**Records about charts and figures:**
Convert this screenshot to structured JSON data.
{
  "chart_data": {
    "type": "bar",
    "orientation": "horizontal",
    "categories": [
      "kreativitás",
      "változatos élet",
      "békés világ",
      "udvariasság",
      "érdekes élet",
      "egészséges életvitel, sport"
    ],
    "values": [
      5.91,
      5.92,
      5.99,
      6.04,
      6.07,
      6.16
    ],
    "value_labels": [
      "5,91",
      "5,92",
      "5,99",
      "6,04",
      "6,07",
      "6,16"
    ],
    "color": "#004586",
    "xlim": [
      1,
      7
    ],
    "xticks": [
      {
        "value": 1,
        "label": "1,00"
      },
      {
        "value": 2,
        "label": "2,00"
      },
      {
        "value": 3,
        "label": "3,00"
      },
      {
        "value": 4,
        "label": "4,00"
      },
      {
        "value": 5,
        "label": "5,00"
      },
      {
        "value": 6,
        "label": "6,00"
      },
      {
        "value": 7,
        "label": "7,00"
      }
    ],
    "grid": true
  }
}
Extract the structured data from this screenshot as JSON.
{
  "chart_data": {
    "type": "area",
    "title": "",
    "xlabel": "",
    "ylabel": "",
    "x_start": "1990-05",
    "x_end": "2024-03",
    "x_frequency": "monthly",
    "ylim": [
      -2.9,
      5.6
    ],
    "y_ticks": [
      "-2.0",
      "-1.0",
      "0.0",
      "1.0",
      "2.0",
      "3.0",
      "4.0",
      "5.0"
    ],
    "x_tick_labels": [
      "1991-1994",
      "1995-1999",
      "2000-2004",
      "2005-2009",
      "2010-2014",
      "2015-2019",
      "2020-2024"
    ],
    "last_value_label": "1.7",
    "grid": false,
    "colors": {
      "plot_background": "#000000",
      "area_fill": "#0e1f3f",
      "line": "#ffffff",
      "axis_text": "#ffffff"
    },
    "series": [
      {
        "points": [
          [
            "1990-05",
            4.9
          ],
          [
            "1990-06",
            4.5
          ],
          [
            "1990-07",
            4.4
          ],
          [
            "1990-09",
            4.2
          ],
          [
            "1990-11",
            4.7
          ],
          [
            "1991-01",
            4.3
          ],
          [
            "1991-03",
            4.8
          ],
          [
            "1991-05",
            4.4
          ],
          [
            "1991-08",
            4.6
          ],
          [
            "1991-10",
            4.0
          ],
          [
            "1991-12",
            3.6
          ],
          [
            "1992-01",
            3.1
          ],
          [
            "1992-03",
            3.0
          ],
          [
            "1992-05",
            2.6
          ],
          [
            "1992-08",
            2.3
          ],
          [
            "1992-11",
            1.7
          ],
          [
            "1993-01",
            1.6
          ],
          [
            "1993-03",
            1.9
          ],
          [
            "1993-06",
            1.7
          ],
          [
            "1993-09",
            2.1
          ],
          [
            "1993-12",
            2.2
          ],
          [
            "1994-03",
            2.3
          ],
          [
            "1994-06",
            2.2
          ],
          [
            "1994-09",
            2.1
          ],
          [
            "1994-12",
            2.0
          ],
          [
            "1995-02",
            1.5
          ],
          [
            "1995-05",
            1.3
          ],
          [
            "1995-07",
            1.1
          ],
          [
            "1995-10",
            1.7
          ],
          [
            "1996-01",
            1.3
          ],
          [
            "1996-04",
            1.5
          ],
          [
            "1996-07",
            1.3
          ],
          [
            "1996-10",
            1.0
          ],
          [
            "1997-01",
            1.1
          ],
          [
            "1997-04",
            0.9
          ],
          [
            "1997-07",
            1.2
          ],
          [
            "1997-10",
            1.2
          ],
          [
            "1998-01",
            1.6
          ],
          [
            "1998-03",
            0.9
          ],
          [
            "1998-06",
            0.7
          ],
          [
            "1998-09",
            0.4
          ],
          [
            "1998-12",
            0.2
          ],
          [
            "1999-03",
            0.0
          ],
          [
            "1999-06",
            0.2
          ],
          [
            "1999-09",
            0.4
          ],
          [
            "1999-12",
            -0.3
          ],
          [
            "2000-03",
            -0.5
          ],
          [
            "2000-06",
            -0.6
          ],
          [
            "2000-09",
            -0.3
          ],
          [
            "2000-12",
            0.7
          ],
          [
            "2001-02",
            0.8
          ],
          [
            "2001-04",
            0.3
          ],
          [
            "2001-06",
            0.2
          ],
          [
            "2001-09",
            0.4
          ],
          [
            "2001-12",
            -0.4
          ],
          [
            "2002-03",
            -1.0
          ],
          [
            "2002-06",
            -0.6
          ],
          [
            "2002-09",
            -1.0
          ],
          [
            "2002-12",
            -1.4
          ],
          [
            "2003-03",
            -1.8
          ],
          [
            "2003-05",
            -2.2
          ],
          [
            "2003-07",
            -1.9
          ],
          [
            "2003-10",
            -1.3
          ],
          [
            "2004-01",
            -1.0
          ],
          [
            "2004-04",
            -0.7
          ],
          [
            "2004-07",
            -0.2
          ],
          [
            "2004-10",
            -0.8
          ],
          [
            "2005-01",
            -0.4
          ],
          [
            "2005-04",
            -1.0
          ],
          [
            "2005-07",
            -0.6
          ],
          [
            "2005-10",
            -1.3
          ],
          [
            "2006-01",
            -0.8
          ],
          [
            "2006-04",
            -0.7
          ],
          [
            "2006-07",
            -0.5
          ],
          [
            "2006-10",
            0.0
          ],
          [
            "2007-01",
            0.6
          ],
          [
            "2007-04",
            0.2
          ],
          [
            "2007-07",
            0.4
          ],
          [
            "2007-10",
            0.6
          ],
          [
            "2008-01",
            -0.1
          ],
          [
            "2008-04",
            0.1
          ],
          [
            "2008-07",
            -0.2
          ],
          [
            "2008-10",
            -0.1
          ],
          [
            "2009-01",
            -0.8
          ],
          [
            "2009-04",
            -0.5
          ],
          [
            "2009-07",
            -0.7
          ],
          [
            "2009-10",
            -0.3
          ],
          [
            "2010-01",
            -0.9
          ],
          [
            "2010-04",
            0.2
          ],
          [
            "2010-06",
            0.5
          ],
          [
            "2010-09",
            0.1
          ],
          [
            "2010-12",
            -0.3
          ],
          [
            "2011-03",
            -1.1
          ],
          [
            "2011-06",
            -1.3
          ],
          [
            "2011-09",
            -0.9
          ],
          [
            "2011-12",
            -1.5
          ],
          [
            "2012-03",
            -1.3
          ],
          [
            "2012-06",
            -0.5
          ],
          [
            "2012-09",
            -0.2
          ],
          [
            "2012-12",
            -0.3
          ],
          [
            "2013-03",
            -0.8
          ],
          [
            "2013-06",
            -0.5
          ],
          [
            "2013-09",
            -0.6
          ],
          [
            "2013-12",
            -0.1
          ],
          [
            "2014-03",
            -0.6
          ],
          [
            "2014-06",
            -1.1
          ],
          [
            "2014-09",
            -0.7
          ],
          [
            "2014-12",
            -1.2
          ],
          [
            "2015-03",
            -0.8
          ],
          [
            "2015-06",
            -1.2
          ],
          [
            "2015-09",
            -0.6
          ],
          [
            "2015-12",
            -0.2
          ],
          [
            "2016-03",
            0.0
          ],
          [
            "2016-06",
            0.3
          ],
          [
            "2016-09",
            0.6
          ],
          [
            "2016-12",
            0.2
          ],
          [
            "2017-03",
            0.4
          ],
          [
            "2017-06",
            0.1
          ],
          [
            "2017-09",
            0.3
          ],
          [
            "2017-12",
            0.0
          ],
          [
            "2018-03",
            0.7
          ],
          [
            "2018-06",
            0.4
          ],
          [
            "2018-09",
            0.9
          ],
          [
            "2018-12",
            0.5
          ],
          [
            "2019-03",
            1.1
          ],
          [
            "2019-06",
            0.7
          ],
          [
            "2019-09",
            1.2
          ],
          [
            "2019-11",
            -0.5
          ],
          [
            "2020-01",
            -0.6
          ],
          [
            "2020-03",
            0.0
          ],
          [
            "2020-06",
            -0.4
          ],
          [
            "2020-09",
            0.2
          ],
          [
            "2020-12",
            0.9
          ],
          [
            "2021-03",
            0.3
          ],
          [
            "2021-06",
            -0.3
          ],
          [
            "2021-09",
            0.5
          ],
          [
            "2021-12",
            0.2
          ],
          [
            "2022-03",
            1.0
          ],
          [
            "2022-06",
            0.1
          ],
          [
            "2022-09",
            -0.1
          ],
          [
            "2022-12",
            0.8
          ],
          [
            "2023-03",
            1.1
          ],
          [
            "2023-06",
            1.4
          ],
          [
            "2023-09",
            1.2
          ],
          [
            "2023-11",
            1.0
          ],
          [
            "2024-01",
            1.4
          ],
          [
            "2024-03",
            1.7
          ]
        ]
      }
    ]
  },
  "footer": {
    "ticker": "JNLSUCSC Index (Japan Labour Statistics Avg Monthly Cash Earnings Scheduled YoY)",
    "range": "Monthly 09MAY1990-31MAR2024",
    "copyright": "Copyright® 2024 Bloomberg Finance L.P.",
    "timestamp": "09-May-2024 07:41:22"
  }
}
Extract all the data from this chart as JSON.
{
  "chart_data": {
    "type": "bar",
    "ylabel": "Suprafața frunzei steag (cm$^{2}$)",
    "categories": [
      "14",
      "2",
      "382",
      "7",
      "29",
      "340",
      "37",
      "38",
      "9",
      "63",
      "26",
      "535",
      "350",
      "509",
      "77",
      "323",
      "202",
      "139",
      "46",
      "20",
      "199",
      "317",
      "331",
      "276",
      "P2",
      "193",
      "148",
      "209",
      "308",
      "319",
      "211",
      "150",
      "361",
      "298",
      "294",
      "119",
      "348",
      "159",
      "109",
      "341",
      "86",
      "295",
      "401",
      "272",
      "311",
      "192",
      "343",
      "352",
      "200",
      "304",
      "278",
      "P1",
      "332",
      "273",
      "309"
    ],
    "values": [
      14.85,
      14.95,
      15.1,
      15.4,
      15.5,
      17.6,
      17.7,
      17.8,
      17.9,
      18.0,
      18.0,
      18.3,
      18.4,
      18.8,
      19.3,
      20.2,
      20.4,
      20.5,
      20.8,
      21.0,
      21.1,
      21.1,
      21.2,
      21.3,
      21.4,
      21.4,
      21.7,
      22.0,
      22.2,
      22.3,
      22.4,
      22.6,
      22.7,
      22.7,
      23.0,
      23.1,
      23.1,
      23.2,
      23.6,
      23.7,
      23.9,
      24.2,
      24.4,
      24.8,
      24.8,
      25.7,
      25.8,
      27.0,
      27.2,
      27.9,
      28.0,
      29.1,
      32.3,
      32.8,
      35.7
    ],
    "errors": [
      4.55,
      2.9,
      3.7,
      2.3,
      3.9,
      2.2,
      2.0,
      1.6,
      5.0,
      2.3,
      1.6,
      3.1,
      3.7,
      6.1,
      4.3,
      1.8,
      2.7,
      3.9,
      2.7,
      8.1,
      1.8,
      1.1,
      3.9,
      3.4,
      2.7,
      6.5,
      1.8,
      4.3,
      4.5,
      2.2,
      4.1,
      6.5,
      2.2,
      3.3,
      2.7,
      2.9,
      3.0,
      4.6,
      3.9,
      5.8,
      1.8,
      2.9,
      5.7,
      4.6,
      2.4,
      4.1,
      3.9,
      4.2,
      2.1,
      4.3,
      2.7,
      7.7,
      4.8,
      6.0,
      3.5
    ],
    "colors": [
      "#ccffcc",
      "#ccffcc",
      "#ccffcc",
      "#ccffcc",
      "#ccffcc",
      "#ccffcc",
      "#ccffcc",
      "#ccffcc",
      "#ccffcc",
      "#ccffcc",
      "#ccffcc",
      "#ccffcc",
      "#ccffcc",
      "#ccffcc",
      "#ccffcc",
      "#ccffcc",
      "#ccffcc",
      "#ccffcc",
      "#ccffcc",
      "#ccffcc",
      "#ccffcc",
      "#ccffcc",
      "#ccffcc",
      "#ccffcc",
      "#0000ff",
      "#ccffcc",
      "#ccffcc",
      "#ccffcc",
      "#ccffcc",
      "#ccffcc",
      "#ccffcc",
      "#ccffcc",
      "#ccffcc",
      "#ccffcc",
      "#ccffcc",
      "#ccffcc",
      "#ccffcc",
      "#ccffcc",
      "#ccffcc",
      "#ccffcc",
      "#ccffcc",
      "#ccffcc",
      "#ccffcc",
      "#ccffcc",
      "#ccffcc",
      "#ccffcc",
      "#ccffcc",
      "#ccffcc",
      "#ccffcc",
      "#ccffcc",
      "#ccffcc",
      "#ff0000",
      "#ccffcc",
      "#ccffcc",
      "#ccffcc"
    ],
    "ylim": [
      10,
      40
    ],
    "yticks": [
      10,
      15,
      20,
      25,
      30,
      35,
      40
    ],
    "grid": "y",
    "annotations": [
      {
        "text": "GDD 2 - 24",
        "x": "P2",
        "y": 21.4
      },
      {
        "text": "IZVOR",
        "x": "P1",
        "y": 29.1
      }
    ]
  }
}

**Task requirements:** Return each line of the data that contains the string "this".

**Complete response:**
Convert this screenshot to structured JSON data.
Extract the structured data from this screenshot as JSON.
Extract all the data from this chart as JSON.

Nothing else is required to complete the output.